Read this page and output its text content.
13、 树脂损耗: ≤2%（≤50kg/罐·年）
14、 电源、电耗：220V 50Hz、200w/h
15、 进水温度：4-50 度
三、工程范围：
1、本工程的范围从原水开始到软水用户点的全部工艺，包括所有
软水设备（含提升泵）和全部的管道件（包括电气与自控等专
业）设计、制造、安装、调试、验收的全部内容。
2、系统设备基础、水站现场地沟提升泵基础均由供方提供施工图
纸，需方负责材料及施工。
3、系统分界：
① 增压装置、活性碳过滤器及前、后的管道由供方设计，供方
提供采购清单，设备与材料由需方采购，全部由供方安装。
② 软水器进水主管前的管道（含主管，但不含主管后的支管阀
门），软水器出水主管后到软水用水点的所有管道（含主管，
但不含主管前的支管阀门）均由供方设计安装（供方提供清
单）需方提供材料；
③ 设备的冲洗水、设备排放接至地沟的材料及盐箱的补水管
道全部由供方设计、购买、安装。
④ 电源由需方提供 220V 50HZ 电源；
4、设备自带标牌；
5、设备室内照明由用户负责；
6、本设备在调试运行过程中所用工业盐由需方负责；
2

--

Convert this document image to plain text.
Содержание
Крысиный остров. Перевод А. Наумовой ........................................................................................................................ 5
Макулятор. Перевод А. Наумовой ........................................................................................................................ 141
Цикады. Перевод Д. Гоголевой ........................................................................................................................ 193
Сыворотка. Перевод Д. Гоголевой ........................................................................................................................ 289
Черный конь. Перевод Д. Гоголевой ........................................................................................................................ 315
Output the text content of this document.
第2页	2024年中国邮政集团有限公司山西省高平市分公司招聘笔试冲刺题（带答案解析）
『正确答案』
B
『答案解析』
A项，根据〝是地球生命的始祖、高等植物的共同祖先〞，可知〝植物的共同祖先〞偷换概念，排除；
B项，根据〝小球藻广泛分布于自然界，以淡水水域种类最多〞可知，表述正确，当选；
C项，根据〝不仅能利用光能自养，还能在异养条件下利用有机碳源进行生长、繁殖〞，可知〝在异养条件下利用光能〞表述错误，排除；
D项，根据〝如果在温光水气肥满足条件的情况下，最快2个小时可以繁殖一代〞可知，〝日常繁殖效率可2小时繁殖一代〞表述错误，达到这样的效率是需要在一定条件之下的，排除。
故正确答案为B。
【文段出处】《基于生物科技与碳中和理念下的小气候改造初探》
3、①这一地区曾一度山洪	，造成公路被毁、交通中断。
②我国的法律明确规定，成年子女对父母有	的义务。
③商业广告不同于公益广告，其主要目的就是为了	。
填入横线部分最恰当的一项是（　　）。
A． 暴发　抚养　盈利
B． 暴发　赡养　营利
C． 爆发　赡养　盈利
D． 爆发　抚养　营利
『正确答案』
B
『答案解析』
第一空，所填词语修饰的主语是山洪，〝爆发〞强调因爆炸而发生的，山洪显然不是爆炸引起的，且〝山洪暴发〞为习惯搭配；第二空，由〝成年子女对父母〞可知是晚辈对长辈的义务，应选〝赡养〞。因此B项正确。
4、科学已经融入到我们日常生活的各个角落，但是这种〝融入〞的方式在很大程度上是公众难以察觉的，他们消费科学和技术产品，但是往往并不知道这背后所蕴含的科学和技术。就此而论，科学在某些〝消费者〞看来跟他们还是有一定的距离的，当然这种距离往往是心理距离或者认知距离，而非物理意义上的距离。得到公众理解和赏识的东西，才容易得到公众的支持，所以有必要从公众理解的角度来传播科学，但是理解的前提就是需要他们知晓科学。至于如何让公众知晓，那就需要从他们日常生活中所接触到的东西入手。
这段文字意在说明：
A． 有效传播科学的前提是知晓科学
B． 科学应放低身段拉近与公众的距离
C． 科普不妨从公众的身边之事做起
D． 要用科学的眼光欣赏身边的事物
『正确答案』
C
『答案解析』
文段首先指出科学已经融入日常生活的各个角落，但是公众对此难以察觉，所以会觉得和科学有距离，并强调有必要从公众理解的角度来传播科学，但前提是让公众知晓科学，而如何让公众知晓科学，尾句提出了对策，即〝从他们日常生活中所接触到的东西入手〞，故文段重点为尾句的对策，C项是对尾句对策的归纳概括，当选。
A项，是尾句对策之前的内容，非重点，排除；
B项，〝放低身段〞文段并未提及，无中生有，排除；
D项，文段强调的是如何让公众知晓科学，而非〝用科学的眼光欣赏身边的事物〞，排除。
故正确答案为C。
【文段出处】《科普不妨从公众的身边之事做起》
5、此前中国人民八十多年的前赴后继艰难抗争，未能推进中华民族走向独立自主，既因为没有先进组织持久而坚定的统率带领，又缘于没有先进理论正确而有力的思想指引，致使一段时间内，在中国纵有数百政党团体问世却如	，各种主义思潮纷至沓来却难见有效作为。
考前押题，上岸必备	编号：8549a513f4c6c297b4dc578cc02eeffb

...

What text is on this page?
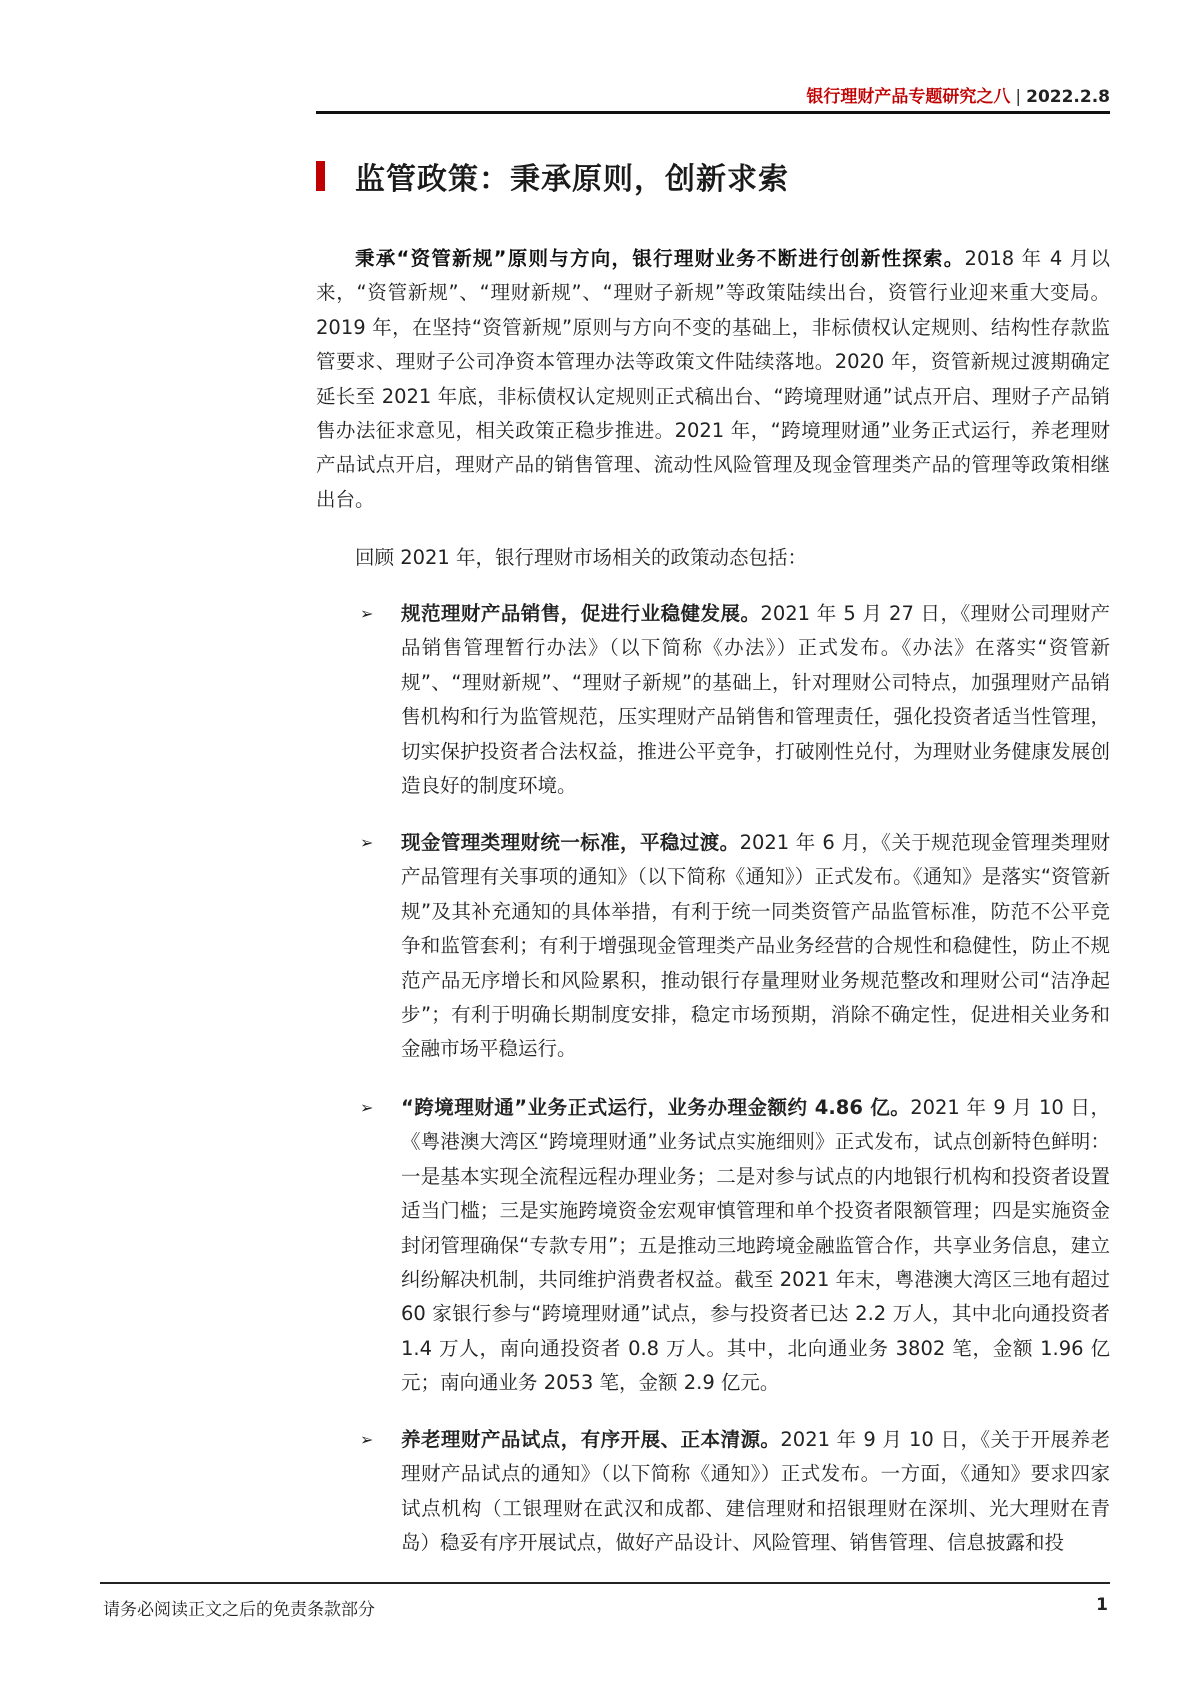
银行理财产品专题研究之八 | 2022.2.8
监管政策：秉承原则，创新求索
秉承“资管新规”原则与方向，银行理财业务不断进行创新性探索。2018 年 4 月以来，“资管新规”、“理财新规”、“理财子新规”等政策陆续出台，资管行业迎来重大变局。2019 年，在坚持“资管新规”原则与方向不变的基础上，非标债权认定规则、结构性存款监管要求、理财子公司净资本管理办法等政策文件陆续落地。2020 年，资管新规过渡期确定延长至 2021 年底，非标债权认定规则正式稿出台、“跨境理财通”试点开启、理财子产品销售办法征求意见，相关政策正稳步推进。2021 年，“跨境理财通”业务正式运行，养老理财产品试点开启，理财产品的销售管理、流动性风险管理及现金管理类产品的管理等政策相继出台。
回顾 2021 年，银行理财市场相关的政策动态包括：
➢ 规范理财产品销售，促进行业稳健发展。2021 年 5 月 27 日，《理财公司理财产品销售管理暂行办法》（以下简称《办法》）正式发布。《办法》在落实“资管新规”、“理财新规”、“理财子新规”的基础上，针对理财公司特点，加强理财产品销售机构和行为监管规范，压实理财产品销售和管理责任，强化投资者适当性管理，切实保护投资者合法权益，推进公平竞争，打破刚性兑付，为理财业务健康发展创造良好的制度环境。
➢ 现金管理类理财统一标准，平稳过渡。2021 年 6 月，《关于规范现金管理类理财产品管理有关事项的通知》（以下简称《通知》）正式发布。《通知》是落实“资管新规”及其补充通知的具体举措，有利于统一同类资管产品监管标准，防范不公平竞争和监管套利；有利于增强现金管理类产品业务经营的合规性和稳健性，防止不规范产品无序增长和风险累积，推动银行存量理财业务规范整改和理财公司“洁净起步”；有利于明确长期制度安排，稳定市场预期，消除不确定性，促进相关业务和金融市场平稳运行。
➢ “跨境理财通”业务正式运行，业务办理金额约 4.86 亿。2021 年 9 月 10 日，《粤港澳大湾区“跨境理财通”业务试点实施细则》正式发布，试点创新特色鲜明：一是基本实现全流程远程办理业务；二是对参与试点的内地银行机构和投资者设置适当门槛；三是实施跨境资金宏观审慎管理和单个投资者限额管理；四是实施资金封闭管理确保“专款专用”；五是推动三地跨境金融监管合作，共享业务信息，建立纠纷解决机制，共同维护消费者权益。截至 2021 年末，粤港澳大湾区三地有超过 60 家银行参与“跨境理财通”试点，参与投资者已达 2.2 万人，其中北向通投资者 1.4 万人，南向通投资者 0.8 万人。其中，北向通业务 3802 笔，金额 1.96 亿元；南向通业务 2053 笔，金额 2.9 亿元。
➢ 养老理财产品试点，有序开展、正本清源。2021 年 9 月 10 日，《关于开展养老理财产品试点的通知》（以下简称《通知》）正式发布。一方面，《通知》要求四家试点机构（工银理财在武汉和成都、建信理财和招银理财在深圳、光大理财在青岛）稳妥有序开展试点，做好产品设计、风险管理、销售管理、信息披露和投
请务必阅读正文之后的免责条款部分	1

▸ **Challenge**:
Write down every line of the data above that includes the string "表述错误".

▸ **Result of this exercise**:
C项，根据〝不仅能利用光能自养，还能在异养条件下利用有机碳源进行生长、繁殖〞，可知〝在异养条件下利用光能〞表述错误，排除；
D项，根据〝如果在温光水气肥满足条件的情况下，最快2个小时可以繁殖一代〞可知，〝日常繁殖效率可2小时繁殖一代〞表述错误，达到这样的效率是需要在一定条件之下的，排除。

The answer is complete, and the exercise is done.